■ **Required task**
Track down the lines that contain "appetite" and copy them.
— Start Task material —
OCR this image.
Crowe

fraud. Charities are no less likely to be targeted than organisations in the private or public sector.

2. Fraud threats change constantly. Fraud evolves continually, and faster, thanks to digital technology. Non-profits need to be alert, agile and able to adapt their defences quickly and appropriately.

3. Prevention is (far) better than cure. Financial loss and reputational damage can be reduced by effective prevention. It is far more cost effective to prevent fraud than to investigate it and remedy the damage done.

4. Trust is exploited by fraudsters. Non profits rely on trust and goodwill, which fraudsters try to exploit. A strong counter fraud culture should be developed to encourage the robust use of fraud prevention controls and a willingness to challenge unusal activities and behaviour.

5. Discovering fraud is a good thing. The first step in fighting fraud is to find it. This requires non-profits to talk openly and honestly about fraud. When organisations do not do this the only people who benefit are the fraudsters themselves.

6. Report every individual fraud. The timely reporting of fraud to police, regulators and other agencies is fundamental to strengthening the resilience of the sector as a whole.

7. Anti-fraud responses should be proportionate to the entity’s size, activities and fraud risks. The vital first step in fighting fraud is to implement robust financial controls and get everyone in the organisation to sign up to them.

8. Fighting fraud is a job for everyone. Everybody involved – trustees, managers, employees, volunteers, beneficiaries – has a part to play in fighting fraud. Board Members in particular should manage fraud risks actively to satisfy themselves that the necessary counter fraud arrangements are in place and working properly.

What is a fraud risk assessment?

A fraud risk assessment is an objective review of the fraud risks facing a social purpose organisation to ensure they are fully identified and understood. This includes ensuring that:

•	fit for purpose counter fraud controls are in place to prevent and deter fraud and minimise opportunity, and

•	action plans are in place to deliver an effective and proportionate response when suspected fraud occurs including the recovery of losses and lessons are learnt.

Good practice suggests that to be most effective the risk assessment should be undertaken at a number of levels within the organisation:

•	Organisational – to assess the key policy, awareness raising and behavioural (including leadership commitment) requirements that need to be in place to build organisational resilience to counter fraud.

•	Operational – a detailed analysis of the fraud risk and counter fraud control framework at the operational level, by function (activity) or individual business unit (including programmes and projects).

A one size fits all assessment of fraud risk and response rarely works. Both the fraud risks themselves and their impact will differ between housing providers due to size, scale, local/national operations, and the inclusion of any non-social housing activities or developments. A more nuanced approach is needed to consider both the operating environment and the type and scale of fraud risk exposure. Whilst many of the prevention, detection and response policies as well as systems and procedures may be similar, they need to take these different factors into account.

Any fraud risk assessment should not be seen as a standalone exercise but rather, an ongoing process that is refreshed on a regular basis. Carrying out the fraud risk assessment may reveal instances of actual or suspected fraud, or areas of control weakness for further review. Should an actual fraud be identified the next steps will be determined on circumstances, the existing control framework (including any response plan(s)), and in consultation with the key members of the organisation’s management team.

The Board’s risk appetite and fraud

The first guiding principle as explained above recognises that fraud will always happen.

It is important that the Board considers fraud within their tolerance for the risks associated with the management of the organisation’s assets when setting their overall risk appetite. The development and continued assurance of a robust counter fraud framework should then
— End Task material —
■ **Task response**
The Board’s risk appetite and fraud
It is important that the Board considers fraud within their tolerance for the risks associated with the management of the organisation’s assets when setting their overall risk appetite. The development and continued assurance of a robust counter fraud framework should then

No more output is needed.